§ **Short task**
Reproduce all records exactly.

(Stored data)
--------
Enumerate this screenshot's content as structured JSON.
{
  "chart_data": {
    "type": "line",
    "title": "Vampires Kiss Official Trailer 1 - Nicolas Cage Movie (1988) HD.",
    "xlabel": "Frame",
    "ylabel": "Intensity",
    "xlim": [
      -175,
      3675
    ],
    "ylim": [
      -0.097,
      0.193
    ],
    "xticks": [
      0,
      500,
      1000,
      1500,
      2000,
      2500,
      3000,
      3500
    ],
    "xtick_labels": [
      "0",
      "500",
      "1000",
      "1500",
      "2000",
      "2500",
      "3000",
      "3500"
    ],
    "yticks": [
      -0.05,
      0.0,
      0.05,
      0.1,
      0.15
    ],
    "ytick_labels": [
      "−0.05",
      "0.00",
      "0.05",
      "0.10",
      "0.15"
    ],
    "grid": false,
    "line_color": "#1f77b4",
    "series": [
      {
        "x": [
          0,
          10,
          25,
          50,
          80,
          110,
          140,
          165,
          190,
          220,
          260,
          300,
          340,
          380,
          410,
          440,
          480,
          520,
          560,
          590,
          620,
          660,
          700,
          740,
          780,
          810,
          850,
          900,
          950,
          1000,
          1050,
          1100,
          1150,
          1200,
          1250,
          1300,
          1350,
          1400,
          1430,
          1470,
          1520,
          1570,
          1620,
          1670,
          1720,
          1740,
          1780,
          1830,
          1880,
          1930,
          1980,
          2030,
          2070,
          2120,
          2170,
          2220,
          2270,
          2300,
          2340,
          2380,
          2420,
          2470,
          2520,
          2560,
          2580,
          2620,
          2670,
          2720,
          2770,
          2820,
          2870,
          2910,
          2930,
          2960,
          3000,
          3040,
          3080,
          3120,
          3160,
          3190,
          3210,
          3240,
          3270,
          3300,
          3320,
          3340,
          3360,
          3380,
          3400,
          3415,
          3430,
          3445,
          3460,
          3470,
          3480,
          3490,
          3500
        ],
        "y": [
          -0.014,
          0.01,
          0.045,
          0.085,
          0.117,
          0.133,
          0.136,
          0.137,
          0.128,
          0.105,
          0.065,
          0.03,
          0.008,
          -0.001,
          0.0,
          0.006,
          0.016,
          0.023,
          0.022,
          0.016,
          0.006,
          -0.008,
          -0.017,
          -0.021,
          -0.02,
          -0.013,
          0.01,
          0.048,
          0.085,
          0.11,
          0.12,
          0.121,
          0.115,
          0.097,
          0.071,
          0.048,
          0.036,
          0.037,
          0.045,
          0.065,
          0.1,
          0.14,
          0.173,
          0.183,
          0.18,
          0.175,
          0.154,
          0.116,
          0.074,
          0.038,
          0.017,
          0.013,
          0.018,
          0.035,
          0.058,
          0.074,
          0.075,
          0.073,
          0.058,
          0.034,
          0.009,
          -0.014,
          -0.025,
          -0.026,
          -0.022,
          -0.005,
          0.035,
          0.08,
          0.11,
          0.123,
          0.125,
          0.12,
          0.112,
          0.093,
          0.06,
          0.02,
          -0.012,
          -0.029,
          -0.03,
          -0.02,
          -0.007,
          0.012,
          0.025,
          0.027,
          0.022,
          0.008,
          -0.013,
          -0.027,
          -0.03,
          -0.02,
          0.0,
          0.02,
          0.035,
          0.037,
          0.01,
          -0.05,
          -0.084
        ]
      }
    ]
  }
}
--------
§ **The output**
Enumerate this screenshot's content as structured JSON.
{
  "chart_data": {
    "type": "line",
    "title": "Vampires Kiss Official Trailer 1 - Nicolas Cage Movie (1988) HD.",
    "xlabel": "Frame",
    "ylabel": "Intensity",
    "xlim": [
      -175,
      3675
    ],
    "ylim": [
      -0.097,
      0.193
    ],
    "xticks": [
      0,
      500,
      1000,
      1500,
      2000,
      2500,
      3000,
      3500
    ],
    "xtick_labels": [
      "0",
      "500",
      "1000",
      "1500",
      "2000",
      "2500",
      "3000",
      "3500"
    ],
    "yticks": [
      -0.05,
      0.0,
      0.05,
      0.1,
      0.15
    ],
    "ytick_labels": [
      "−0.05",
      "0.00",
      "0.05",
      "0.10",
      "0.15"
    ],
    "grid": false,
    "line_color": "#1f77b4",
    "series": [
      {
        "x": [
          0,
          10,
          25,
          50,
          80,
          110,
          140,
          165,
          190,
          220,
          260,
          300,
          340,
          380,
          410,
          440,
          480,
          520,
          560,
          590,
          620,
          660,
          700,
          740,
          780,
          810,
          850,
          900,
          950,
          1000,
          1050,
          1100,
          1150,
          1200,
          1250,
          1300,
          1350,
          1400,
          1430,
          1470,
          1520,
          1570,
          1620,
          1670,
          1720,
          1740,
          1780,
          1830,
          1880,
          1930,
          1980,
          2030,
          2070,
          2120,
          2170,
          2220,
          2270,
          2300,
          2340,
          2380,
          2420,
          2470,
          2520,
          2560,
          2580,
          2620,
          2670,
          2720,
          2770,
          2820,
          2870,
          2910,
          2930,
          2960,
          3000,
          3040,
          3080,
          3120,
          3160,
          3190,
          3210,
          3240,
          3270,
          3300,
          3320,
          3340,
          3360,
          3380,
          3400,
          3415,
          3430,
          3445,
          3460,
          3470,
          3480,
          3490,
          3500
        ],
        "y": [
          -0.014,
          0.01,
          0.045,
          0.085,
          0.117,
          0.133,
          0.136,
          0.137,
          0.128,
          0.105,
          0.065,
          0.03,
          0.008,
          -0.001,
          0.0,
          0.006,
          0.016,
          0.023,
          0.022,
          0.016,
          0.006,
          -0.008,
          -0.017,
          -0.021,
          -0.02,
          -0.013,
          0.01,
          0.048,
          0.085,
          0.11,
          0.12,
          0.121,
          0.115,
          0.097,
          0.071,
          0.048,
          0.036,
          0.037,
          0.045,
          0.065,
          0.1,
          0.14,
          0.173,
          0.183,
          0.18,
          0.175,
          0.154,
          0.116,
          0.074,
          0.038,
          0.017,
          0.013,
          0.018,
          0.035,
          0.058,
          0.074,
          0.075,
          0.073,
          0.058,
          0.034,
          0.009,
          -0.014,
          -0.025,
          -0.026,
          -0.022,
          -0.005,
          0.035,
          0.08,
          0.11,
          0.123,
          0.125,
          0.12,
          0.112,
          0.093,
          0.06,
          0.02,
          -0.012,
          -0.029,
          -0.03,
          -0.02,
          -0.007,
          0.012,
          0.025,
          0.027,
          0.022,
          0.008,
          -0.013,
          -0.027,
          -0.03,
          -0.02,
          0.0,
          0.02,
          0.035,
          0.037,
          0.01,
          -0.05,
          -0.084
        ]
      }
    ]
  }
}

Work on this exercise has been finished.